▸ Records for this task:
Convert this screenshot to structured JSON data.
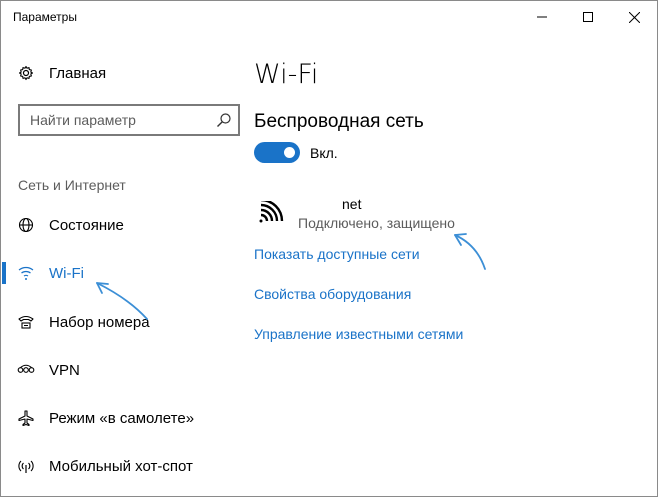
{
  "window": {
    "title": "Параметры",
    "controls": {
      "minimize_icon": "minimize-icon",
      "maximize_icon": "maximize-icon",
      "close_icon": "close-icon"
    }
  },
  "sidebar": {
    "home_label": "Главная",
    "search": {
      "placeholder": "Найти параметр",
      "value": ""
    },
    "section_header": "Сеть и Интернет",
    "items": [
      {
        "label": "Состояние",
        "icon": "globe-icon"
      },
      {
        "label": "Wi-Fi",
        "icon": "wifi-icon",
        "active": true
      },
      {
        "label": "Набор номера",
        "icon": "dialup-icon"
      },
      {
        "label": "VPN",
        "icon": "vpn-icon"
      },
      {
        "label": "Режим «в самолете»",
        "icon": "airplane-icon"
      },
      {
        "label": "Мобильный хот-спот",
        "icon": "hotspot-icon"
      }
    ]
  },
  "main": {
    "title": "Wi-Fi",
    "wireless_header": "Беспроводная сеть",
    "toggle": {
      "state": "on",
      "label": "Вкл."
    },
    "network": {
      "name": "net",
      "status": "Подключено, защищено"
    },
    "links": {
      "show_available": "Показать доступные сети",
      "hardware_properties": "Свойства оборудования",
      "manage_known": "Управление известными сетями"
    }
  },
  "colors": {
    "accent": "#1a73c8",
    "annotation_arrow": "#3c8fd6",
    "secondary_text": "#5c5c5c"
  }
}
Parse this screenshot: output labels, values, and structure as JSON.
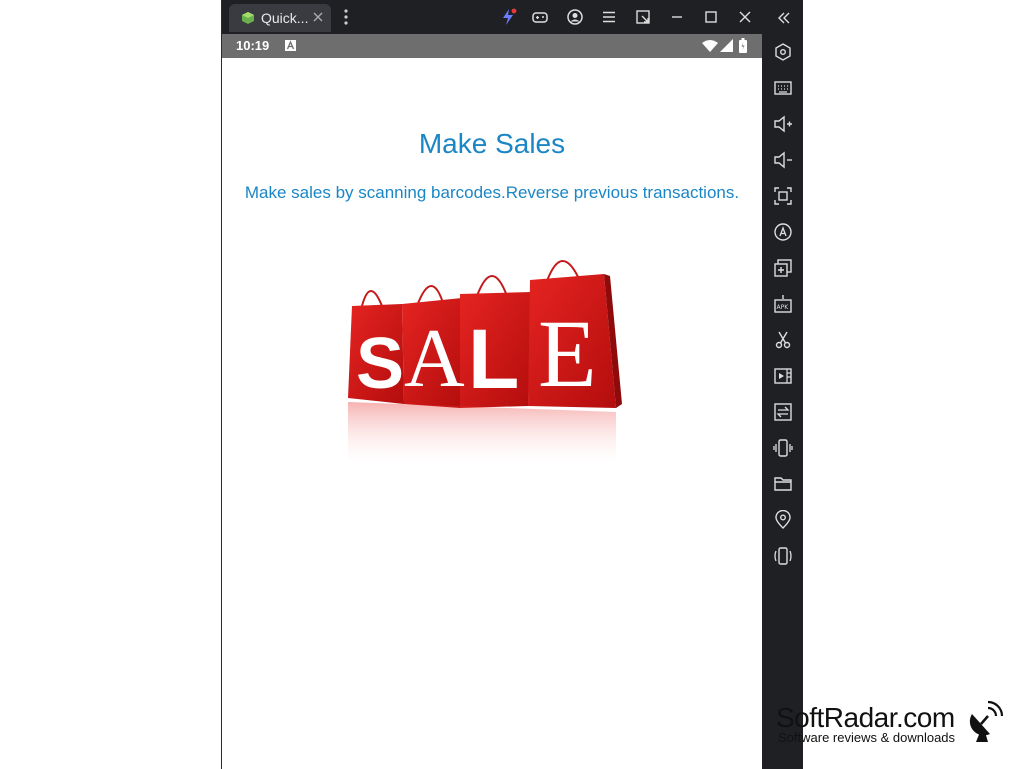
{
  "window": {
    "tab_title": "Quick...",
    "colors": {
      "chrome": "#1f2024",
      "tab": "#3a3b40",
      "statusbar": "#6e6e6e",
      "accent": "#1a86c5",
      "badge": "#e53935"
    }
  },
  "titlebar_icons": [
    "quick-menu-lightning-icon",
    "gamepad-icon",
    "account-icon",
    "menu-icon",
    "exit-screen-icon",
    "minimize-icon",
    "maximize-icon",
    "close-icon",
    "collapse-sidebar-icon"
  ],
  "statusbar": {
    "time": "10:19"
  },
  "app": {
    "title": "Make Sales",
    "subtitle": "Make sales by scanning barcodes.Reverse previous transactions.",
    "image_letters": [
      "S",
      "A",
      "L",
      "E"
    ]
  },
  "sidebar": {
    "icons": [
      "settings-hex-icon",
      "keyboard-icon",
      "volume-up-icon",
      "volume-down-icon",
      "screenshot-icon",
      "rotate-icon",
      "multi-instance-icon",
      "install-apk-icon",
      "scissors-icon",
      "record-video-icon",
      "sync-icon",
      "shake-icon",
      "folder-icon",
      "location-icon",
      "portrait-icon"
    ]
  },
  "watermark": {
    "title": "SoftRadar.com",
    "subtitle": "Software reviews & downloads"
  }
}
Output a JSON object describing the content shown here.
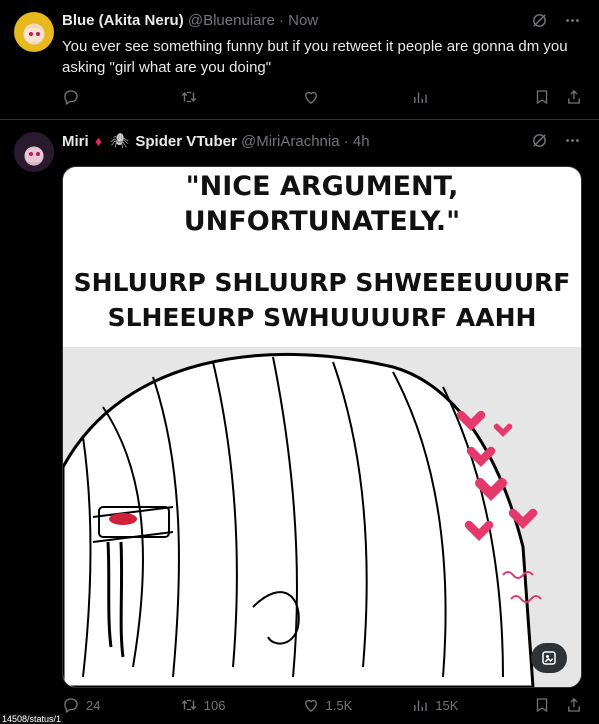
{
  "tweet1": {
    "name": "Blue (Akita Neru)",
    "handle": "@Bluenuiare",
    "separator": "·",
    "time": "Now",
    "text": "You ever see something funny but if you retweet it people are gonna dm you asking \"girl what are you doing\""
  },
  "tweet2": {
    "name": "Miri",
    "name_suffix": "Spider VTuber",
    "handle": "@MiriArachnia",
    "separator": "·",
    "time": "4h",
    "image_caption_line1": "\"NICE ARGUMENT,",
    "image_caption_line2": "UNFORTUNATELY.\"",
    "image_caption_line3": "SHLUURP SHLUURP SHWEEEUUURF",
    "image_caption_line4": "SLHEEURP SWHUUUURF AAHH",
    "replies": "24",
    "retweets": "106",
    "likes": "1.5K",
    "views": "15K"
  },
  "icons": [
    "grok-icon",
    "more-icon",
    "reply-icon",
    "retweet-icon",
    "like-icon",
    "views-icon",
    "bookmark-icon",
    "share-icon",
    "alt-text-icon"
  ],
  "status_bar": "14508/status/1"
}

▸ Exercise details:
Only the lines from the line with "Output a JSON" to the end of the records should be repeated, exactly and without pictures.

▸ Exercise answer:
Output a JSON object describing the content shown here.
{
  "tweet1": {
    "name": "Blue (Akita Neru)",
    "handle": "@Bluenuiare",
    "separator": "·",
    "time": "Now",
    "text": "You ever see something funny but if you retweet it people are gonna dm you asking \"girl what are you doing\""
  },
  "tweet2": {
    "name": "Miri",
    "name_suffix": "Spider VTuber",
    "handle": "@MiriArachnia",
    "separator": "·",
    "time": "4h",
    "image_caption_line1": "\"NICE ARGUMENT,",
    "image_caption_line2": "UNFORTUNATELY.\"",
    "image_caption_line3": "SHLUURP SHLUURP SHWEEEUUURF",
    "image_caption_line4": "SLHEEURP SWHUUUURF AAHH",
    "replies": "24",
    "retweets": "106",
    "likes": "1.5K",
    "views": "15K"
  },
  "icons": [
    "grok-icon",
    "more-icon",
    "reply-icon",
    "retweet-icon",
    "like-icon",
    "views-icon",
    "bookmark-icon",
    "share-icon",
    "alt-text-icon"
  ],
  "status_bar": "14508/status/1"
}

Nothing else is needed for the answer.